**What the task requires**. Read the lines below. Copy out any that hold the string "name".

--- start Material for this exercise ---

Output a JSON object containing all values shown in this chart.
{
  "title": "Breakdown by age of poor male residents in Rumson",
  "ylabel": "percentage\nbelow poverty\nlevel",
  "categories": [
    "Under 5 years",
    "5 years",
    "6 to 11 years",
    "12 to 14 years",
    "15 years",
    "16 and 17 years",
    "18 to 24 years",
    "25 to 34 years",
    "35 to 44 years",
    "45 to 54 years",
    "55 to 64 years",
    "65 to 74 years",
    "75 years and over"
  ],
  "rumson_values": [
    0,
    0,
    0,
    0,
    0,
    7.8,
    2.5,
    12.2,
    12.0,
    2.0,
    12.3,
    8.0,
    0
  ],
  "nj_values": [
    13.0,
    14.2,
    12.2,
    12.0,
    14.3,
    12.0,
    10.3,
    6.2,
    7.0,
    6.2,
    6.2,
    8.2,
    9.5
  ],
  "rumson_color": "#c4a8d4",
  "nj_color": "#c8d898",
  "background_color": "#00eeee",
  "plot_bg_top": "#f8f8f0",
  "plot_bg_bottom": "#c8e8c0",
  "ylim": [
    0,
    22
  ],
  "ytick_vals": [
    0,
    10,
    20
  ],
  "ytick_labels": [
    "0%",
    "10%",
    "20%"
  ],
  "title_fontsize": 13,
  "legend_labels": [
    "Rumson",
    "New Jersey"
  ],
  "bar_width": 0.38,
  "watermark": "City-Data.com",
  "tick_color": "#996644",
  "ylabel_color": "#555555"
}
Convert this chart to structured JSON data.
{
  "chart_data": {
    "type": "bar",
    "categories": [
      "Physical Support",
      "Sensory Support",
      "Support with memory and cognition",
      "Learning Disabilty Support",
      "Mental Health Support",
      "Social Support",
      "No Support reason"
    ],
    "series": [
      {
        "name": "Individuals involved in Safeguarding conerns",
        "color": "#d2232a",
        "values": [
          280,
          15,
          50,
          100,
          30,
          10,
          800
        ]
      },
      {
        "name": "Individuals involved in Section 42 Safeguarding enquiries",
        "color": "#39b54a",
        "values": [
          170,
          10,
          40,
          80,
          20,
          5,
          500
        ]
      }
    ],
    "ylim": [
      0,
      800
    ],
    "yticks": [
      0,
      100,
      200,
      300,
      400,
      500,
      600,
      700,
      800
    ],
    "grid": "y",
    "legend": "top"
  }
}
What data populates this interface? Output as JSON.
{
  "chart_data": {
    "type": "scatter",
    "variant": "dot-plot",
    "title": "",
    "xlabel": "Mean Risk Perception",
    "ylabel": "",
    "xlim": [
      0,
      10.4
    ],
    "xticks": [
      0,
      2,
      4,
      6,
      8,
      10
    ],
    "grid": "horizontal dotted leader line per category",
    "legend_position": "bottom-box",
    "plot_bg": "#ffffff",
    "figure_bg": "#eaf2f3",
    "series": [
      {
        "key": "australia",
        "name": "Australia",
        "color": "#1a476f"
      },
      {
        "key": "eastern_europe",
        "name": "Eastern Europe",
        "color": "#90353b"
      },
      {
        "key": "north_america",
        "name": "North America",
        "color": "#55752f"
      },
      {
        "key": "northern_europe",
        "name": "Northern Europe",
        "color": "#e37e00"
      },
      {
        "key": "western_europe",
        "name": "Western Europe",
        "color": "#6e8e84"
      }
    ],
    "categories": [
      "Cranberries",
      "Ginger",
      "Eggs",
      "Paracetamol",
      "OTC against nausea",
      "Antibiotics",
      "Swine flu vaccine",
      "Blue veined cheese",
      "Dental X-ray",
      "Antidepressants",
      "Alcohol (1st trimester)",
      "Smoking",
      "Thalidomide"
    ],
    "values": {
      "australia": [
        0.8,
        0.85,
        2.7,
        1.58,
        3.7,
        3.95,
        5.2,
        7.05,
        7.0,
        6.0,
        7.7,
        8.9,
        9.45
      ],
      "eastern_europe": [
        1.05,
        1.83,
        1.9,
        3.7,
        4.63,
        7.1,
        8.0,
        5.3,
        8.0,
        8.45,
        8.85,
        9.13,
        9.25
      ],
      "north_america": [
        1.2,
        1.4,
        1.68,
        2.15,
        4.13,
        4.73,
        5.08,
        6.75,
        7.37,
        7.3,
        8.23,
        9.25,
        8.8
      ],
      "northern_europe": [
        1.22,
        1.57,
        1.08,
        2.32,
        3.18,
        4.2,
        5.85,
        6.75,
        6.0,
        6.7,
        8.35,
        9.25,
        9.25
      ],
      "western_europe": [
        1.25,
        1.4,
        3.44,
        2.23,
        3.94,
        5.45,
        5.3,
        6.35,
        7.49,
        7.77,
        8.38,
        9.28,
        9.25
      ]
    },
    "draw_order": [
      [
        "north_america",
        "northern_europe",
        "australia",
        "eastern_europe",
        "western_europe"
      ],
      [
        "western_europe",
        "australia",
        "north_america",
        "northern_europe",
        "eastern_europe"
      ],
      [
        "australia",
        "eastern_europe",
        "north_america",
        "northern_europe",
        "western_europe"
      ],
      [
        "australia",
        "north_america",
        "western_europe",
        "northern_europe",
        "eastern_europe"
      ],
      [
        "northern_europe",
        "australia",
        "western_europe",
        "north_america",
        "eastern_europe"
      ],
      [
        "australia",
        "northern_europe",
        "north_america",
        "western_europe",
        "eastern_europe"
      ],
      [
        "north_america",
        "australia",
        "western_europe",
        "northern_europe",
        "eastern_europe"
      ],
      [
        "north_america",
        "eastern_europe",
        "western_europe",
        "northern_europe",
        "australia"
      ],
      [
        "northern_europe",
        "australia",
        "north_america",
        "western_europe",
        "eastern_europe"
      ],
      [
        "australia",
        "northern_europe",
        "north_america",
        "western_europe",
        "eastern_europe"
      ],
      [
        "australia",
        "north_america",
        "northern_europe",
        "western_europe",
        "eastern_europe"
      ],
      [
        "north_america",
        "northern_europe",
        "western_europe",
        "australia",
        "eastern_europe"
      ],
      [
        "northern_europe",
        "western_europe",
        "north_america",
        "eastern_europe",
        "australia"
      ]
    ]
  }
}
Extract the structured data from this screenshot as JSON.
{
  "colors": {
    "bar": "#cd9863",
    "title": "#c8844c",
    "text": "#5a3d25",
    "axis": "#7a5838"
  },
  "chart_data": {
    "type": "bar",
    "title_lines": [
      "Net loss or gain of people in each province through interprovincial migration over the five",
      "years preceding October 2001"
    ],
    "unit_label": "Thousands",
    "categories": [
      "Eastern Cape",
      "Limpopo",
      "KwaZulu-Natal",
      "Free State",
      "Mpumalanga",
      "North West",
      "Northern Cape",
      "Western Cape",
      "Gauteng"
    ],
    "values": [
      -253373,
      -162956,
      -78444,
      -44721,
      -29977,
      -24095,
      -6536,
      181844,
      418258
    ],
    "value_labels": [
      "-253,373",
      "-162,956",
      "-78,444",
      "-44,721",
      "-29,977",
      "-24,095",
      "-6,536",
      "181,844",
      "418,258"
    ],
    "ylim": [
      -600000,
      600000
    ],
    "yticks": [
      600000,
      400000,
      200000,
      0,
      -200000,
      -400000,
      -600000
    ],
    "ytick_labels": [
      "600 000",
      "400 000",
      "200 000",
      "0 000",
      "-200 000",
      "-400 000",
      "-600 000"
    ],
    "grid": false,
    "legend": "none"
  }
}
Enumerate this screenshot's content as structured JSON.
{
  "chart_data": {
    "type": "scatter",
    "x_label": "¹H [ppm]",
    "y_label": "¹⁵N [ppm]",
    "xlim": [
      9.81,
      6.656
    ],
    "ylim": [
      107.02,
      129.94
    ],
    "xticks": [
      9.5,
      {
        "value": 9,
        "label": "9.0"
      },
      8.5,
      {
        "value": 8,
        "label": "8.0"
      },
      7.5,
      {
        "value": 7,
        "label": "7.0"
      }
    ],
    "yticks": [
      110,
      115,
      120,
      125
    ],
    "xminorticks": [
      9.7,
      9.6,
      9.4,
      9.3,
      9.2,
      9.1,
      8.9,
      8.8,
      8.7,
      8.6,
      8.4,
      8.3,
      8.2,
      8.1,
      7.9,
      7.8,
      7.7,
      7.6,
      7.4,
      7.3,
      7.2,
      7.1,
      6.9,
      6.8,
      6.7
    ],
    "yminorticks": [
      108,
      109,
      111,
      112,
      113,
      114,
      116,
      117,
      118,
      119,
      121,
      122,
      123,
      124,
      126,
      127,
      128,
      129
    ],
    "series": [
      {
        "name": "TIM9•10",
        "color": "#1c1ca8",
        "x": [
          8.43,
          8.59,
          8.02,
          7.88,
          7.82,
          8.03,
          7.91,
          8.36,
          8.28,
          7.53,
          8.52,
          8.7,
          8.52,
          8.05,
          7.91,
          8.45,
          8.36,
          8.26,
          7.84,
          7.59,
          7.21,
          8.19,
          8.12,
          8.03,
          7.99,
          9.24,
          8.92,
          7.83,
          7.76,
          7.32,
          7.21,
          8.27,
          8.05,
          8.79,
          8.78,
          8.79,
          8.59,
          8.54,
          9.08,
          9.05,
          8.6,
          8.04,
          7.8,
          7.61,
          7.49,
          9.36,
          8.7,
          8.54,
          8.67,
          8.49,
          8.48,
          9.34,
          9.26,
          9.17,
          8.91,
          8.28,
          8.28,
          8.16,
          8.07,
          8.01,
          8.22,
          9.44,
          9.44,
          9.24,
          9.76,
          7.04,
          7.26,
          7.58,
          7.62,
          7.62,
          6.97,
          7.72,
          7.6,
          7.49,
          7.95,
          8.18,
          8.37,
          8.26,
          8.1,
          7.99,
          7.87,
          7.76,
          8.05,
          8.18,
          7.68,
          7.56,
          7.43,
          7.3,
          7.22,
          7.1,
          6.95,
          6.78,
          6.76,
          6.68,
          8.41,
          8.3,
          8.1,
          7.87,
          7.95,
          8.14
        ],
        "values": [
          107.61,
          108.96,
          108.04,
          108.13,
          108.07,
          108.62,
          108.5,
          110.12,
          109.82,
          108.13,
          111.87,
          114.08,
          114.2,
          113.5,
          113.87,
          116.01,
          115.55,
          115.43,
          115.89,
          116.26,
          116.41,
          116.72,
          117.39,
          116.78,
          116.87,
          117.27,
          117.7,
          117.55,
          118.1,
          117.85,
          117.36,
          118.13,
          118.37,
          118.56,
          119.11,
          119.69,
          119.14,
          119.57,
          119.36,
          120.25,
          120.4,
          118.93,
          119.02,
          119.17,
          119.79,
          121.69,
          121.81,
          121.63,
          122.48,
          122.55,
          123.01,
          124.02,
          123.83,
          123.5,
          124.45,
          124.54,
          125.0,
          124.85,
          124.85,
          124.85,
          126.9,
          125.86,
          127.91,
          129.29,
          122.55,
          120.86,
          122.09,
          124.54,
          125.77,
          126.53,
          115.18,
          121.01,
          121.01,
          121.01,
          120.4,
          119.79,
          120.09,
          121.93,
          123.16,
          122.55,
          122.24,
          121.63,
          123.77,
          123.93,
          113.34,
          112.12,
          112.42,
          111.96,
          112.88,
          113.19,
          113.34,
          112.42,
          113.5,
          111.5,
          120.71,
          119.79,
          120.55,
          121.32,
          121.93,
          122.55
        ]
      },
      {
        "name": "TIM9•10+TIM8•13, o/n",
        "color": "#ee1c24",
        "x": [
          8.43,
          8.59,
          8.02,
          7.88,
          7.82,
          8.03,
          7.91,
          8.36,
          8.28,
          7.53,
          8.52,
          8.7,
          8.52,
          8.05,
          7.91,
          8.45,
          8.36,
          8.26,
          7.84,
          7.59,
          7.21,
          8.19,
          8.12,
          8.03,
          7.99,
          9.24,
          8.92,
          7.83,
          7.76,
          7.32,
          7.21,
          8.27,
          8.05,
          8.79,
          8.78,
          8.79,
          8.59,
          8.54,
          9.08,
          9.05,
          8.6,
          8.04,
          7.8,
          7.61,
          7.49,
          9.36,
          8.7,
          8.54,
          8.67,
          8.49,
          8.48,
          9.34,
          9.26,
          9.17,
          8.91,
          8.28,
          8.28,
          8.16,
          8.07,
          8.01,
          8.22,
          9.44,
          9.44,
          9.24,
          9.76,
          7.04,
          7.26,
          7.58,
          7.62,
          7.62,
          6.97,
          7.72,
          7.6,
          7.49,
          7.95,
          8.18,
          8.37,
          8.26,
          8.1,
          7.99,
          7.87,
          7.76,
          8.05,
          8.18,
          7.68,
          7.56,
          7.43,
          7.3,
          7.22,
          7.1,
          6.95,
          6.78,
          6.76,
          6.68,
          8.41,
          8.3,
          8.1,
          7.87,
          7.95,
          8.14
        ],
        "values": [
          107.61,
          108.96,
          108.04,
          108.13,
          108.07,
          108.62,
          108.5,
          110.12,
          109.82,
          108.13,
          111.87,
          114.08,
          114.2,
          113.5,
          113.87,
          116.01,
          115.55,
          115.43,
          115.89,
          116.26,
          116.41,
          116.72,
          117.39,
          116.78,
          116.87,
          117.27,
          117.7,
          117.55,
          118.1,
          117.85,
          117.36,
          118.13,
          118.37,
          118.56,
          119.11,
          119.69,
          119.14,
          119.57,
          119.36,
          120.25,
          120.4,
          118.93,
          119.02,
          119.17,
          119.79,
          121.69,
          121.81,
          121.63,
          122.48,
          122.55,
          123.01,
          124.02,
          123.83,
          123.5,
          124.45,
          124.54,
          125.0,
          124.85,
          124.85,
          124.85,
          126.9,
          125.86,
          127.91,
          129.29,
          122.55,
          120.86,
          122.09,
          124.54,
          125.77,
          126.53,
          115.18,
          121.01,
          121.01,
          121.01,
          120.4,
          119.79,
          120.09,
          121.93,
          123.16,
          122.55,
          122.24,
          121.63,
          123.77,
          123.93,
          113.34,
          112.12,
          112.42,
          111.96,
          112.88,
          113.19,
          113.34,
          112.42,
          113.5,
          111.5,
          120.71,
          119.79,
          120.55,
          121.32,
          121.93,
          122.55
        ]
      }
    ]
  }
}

--- end Material for this exercise ---

**Response to the task**.
        "name": "Individuals involved in Safeguarding conerns",
        "name": "Individuals involved in Section 42 Safeguarding enquiries",
        "name": "Australia",
        "name": "Eastern Europe",
        "name": "North America",
        "name": "Northern Europe",
        "name": "Western Europe",
        "name": "TIM9•10",
        "name": "TIM9•10+TIM8•13, o/n",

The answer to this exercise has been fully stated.